• [WORK REQUIRED]: Take every line that has the string "Hell" and copy it out.

• [GIVEN INFORMATION]:
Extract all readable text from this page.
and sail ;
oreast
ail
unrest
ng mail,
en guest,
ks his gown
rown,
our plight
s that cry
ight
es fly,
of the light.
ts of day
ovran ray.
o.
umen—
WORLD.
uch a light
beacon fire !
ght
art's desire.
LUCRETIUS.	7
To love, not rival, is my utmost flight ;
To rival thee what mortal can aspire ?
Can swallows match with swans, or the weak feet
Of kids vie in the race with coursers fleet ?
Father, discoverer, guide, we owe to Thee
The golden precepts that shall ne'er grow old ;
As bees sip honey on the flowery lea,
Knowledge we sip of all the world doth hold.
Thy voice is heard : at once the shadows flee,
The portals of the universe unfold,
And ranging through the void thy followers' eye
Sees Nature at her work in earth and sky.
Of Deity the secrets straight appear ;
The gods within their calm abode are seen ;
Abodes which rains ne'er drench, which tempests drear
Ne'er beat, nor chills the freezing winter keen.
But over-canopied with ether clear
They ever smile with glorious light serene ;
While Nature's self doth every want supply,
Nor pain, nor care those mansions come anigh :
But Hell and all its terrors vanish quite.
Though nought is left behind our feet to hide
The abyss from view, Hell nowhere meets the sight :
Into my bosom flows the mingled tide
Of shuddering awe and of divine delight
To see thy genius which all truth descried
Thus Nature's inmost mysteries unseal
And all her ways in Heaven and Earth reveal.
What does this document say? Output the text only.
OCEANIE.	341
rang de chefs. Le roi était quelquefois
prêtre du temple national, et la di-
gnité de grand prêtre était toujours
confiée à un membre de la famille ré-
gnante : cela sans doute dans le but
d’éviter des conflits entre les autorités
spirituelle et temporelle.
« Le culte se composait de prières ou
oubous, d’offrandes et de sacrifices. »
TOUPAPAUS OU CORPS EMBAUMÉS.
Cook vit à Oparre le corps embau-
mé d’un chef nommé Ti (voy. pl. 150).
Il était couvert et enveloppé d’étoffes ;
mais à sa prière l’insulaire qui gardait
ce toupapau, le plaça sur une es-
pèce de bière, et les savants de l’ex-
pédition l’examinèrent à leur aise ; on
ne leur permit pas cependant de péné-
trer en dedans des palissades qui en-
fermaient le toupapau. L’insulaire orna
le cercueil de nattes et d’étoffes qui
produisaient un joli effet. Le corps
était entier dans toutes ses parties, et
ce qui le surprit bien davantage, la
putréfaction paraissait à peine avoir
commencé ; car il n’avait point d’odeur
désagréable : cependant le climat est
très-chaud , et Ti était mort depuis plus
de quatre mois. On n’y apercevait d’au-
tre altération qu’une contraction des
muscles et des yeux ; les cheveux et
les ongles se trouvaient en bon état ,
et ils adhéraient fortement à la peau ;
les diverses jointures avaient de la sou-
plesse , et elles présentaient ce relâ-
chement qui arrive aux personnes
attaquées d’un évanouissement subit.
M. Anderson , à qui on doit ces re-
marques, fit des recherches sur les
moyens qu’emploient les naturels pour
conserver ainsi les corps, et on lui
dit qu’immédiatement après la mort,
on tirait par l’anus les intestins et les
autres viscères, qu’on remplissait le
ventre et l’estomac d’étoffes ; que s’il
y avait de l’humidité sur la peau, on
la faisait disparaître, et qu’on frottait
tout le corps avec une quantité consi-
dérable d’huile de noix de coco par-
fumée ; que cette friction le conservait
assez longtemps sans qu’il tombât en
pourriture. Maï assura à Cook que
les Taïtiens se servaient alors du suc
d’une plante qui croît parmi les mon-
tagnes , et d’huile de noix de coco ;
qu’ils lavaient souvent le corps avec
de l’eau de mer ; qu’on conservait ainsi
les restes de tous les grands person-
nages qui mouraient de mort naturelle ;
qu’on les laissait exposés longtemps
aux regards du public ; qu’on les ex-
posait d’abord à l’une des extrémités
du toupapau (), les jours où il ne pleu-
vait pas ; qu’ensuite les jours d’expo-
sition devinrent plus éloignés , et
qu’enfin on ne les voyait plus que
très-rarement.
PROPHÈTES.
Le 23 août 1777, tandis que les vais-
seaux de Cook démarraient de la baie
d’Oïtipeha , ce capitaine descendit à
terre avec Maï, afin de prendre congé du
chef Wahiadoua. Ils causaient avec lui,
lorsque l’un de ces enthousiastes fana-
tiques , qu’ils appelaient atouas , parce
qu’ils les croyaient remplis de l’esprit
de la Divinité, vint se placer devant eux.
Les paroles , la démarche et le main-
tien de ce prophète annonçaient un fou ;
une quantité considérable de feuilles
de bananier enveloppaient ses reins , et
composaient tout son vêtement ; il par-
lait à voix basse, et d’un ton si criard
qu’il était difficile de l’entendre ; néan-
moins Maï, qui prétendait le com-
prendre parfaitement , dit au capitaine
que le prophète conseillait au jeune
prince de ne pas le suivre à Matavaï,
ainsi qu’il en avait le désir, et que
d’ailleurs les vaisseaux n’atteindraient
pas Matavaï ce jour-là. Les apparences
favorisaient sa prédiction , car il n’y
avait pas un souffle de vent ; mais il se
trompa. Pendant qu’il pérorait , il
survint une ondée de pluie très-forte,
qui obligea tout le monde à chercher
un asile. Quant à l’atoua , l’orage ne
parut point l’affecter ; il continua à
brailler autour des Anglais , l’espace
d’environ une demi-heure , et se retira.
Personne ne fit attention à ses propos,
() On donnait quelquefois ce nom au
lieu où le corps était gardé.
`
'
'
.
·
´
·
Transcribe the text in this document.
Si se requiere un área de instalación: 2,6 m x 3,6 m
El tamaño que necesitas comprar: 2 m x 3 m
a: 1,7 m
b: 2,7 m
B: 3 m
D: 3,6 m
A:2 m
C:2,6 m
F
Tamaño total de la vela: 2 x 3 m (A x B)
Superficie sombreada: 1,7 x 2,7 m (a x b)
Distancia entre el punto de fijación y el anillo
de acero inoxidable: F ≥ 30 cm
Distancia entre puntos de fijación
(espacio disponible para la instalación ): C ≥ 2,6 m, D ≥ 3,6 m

• [SOLVED PROBLEM]:
But Hell and all its terrors vanish quite.
The abyss from view, Hell nowhere meets the sight :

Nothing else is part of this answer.